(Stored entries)
________________________

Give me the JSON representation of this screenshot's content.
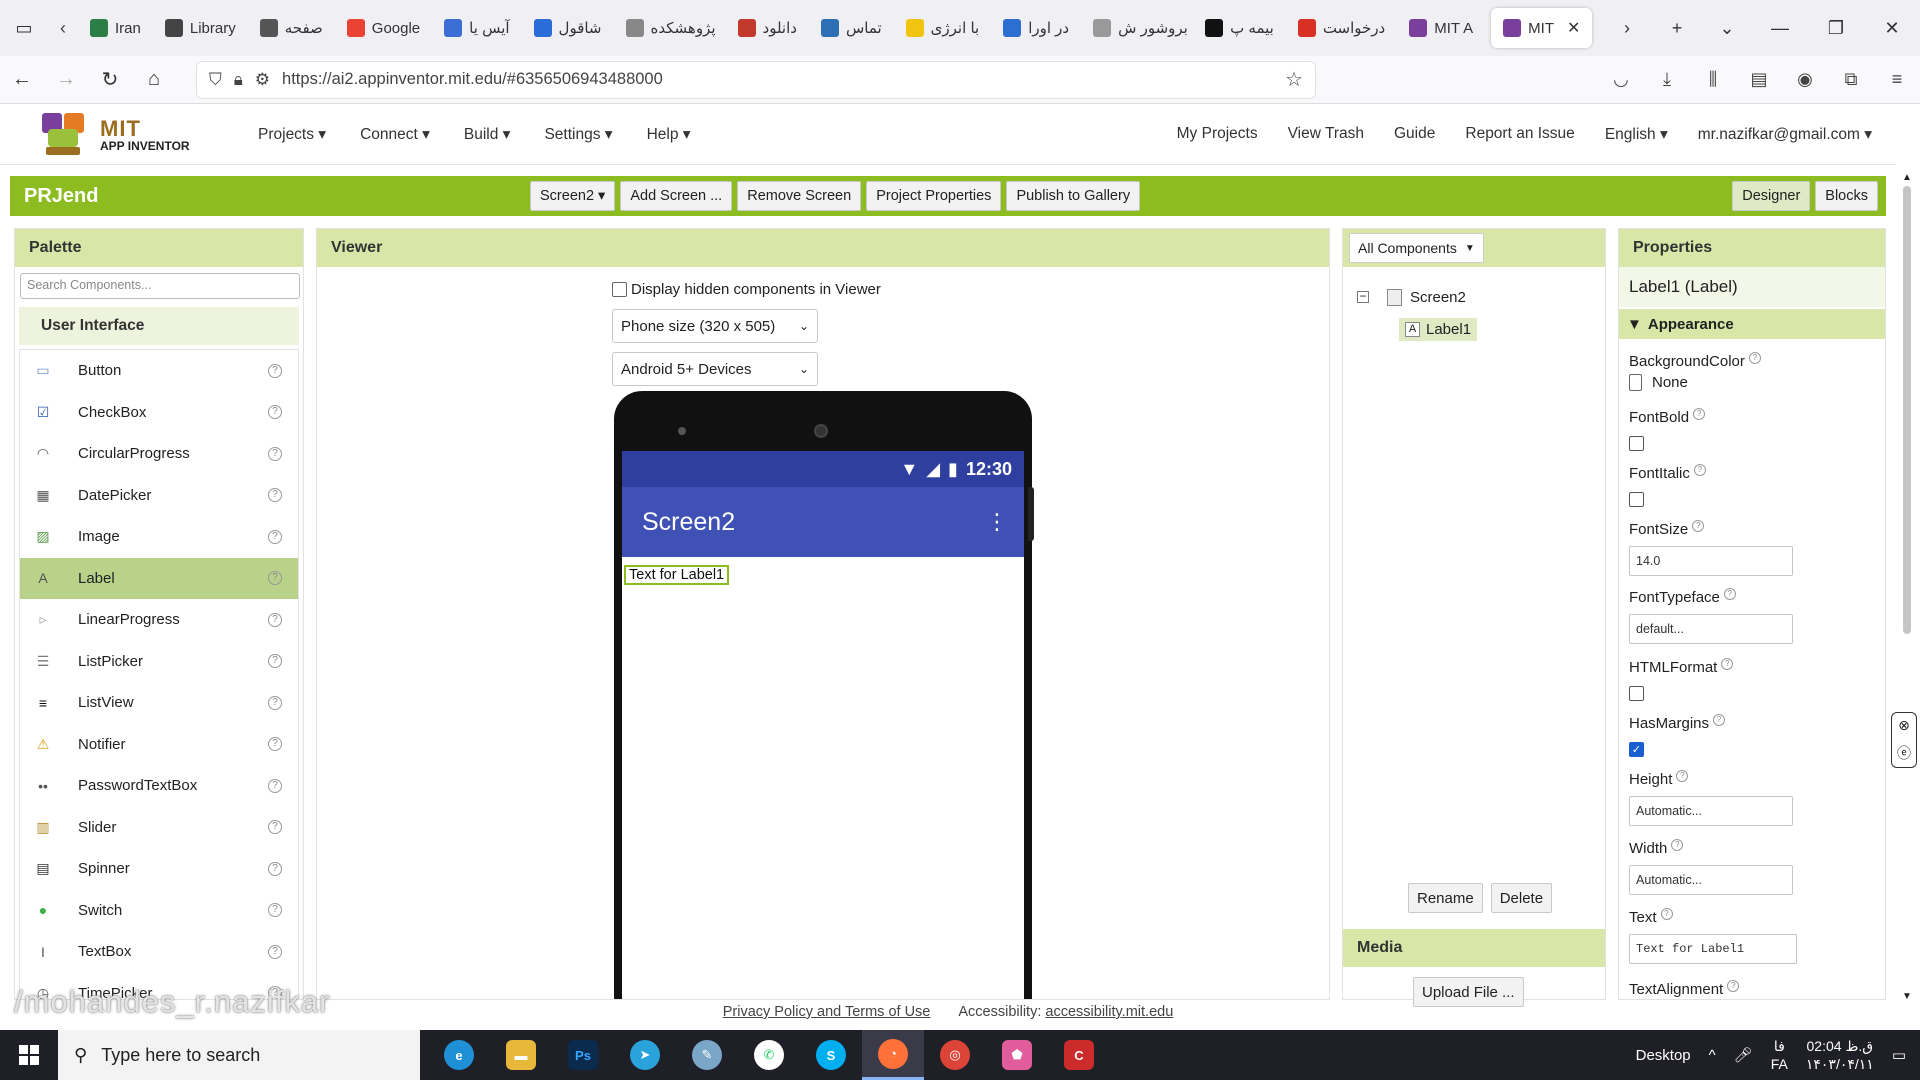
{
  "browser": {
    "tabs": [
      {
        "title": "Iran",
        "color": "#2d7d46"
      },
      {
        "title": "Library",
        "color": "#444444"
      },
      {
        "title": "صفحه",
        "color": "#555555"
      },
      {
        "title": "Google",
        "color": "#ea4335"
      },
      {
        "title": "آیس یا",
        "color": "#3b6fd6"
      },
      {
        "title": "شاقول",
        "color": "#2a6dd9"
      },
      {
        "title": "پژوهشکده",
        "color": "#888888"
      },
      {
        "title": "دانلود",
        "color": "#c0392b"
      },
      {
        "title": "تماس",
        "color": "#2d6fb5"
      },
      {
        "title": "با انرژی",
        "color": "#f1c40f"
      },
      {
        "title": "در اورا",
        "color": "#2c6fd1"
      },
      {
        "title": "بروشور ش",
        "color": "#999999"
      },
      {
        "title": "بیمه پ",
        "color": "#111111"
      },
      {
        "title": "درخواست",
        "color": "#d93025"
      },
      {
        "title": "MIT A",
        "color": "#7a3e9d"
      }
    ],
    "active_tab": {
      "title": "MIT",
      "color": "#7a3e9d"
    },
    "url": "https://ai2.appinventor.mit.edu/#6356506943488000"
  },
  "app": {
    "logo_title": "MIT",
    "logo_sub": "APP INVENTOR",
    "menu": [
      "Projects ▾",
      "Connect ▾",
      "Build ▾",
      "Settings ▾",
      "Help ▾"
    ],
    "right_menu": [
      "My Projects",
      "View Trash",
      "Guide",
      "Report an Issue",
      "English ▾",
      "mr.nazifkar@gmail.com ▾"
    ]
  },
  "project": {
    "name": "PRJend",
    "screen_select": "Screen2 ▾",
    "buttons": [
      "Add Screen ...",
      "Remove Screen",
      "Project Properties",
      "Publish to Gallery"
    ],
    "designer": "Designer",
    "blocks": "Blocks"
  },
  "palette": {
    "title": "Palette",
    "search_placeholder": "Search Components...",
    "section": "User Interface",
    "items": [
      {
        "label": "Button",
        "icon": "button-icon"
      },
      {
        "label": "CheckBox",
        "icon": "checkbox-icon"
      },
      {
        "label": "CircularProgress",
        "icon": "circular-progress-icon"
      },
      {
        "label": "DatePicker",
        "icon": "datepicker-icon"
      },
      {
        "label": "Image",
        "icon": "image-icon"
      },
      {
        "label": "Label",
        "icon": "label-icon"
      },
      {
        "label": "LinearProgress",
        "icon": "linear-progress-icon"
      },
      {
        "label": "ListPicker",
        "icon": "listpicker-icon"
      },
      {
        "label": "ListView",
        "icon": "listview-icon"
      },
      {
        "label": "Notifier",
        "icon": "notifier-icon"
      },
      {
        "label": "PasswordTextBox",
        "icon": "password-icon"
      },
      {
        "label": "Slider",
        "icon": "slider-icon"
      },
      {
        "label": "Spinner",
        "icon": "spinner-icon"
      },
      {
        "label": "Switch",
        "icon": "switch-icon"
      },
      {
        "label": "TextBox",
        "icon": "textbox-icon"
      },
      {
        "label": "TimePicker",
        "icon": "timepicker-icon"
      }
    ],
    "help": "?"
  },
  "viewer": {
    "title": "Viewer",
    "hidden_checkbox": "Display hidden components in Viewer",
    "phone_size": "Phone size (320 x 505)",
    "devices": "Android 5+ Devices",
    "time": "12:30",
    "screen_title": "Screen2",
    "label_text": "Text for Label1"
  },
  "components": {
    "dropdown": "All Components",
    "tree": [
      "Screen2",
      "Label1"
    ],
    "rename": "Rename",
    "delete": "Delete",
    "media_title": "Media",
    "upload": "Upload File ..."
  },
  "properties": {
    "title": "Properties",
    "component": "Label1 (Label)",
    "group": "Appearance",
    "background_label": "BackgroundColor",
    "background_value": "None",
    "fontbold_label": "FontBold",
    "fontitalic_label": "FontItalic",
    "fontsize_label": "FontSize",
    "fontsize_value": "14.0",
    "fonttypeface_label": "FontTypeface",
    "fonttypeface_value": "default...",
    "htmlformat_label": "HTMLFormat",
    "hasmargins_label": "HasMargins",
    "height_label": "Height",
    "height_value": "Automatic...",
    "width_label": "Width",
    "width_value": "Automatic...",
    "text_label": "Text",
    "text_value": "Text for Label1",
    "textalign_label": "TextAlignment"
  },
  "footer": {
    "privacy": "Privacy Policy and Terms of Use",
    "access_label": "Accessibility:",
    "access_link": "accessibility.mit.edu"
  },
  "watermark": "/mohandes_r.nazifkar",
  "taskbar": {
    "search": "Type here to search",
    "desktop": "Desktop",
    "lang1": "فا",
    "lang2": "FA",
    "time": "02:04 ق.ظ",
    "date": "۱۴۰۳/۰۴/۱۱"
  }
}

________________________

Give every line back word for word and leave the pictures out.

Give me the JSON representation of this screenshot's content.
{
  "browser": {
    "tabs": [
      {
        "title": "Iran",
        "color": "#2d7d46"
      },
      {
        "title": "Library",
        "color": "#444444"
      },
      {
        "title": "صفحه",
        "color": "#555555"
      },
      {
        "title": "Google",
        "color": "#ea4335"
      },
      {
        "title": "آیس یا",
        "color": "#3b6fd6"
      },
      {
        "title": "شاقول",
        "color": "#2a6dd9"
      },
      {
        "title": "پژوهشکده",
        "color": "#888888"
      },
      {
        "title": "دانلود",
        "color": "#c0392b"
      },
      {
        "title": "تماس",
        "color": "#2d6fb5"
      },
      {
        "title": "با انرژی",
        "color": "#f1c40f"
      },
      {
        "title": "در اورا",
        "color": "#2c6fd1"
      },
      {
        "title": "بروشور ش",
        "color": "#999999"
      },
      {
        "title": "بیمه پ",
        "color": "#111111"
      },
      {
        "title": "درخواست",
        "color": "#d93025"
      },
      {
        "title": "MIT A",
        "color": "#7a3e9d"
      }
    ],
    "active_tab": {
      "title": "MIT",
      "color": "#7a3e9d"
    },
    "url": "https://ai2.appinventor.mit.edu/#6356506943488000"
  },
  "app": {
    "logo_title": "MIT",
    "logo_sub": "APP INVENTOR",
    "menu": [
      "Projects ▾",
      "Connect ▾",
      "Build ▾",
      "Settings ▾",
      "Help ▾"
    ],
    "right_menu": [
      "My Projects",
      "View Trash",
      "Guide",
      "Report an Issue",
      "English ▾",
      "mr.nazifkar@gmail.com ▾"
    ]
  },
  "project": {
    "name": "PRJend",
    "screen_select": "Screen2 ▾",
    "buttons": [
      "Add Screen ...",
      "Remove Screen",
      "Project Properties",
      "Publish to Gallery"
    ],
    "designer": "Designer",
    "blocks": "Blocks"
  },
  "palette": {
    "title": "Palette",
    "search_placeholder": "Search Components...",
    "section": "User Interface",
    "items": [
      {
        "label": "Button",
        "icon": "button-icon"
      },
      {
        "label": "CheckBox",
        "icon": "checkbox-icon"
      },
      {
        "label": "CircularProgress",
        "icon": "circular-progress-icon"
      },
      {
        "label": "DatePicker",
        "icon": "datepicker-icon"
      },
      {
        "label": "Image",
        "icon": "image-icon"
      },
      {
        "label": "Label",
        "icon": "label-icon"
      },
      {
        "label": "LinearProgress",
        "icon": "linear-progress-icon"
      },
      {
        "label": "ListPicker",
        "icon": "listpicker-icon"
      },
      {
        "label": "ListView",
        "icon": "listview-icon"
      },
      {
        "label": "Notifier",
        "icon": "notifier-icon"
      },
      {
        "label": "PasswordTextBox",
        "icon": "password-icon"
      },
      {
        "label": "Slider",
        "icon": "slider-icon"
      },
      {
        "label": "Spinner",
        "icon": "spinner-icon"
      },
      {
        "label": "Switch",
        "icon": "switch-icon"
      },
      {
        "label": "TextBox",
        "icon": "textbox-icon"
      },
      {
        "label": "TimePicker",
        "icon": "timepicker-icon"
      }
    ],
    "help": "?"
  },
  "viewer": {
    "title": "Viewer",
    "hidden_checkbox": "Display hidden components in Viewer",
    "phone_size": "Phone size (320 x 505)",
    "devices": "Android 5+ Devices",
    "time": "12:30",
    "screen_title": "Screen2",
    "label_text": "Text for Label1"
  },
  "components": {
    "dropdown": "All Components",
    "tree": [
      "Screen2",
      "Label1"
    ],
    "rename": "Rename",
    "delete": "Delete",
    "media_title": "Media",
    "upload": "Upload File ..."
  },
  "properties": {
    "title": "Properties",
    "component": "Label1 (Label)",
    "group": "Appearance",
    "background_label": "BackgroundColor",
    "background_value": "None",
    "fontbold_label": "FontBold",
    "fontitalic_label": "FontItalic",
    "fontsize_label": "FontSize",
    "fontsize_value": "14.0",
    "fonttypeface_label": "FontTypeface",
    "fonttypeface_value": "default...",
    "htmlformat_label": "HTMLFormat",
    "hasmargins_label": "HasMargins",
    "height_label": "Height",
    "height_value": "Automatic...",
    "width_label": "Width",
    "width_value": "Automatic...",
    "text_label": "Text",
    "text_value": "Text for Label1",
    "textalign_label": "TextAlignment"
  },
  "footer": {
    "privacy": "Privacy Policy and Terms of Use",
    "access_label": "Accessibility:",
    "access_link": "accessibility.mit.edu"
  },
  "watermark": "/mohandes_r.nazifkar",
  "taskbar": {
    "search": "Type here to search",
    "desktop": "Desktop",
    "lang1": "فا",
    "lang2": "FA",
    "time": "02:04 ق.ظ",
    "date": "۱۴۰۳/۰۴/۱۱"
  }
}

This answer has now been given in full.